**WHAT NEEDS TO BE DONE**
In the data that follows, count each line holding the string "text"; answer with the number only.

==== THE RECORDS ====

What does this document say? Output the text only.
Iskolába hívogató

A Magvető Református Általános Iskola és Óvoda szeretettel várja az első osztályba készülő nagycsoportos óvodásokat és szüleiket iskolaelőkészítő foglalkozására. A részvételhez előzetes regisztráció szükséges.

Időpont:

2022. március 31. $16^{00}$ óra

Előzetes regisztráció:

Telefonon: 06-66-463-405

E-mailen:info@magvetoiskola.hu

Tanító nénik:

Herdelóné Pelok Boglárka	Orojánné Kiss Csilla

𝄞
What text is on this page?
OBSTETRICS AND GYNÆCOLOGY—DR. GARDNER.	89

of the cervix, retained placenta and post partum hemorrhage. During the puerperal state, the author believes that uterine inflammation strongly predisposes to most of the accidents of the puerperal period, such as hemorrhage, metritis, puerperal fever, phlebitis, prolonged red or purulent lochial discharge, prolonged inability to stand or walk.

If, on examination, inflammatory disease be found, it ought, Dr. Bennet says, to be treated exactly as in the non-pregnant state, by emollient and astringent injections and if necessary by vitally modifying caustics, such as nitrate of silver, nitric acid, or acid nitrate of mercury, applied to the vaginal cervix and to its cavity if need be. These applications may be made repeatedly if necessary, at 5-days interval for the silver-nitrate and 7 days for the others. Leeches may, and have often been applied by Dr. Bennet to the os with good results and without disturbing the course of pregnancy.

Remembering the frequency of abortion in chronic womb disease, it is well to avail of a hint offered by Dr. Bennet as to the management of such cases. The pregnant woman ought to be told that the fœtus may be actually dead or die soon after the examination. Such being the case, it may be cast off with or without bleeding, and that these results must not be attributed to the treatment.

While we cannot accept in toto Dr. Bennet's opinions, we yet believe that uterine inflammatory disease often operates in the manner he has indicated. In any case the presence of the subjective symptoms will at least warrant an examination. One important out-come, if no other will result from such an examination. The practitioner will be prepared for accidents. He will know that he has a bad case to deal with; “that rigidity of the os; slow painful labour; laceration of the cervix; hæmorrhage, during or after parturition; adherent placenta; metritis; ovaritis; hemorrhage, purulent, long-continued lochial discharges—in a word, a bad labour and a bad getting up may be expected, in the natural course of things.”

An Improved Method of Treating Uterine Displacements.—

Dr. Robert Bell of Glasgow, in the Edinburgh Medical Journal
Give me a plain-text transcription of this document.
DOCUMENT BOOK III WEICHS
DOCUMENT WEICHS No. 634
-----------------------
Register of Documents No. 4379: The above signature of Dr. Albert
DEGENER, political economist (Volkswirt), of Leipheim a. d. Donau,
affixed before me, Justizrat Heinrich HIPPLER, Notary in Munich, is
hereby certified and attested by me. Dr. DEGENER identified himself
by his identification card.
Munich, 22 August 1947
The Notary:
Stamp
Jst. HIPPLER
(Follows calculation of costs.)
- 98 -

====

**EXERCISE RESULT**
3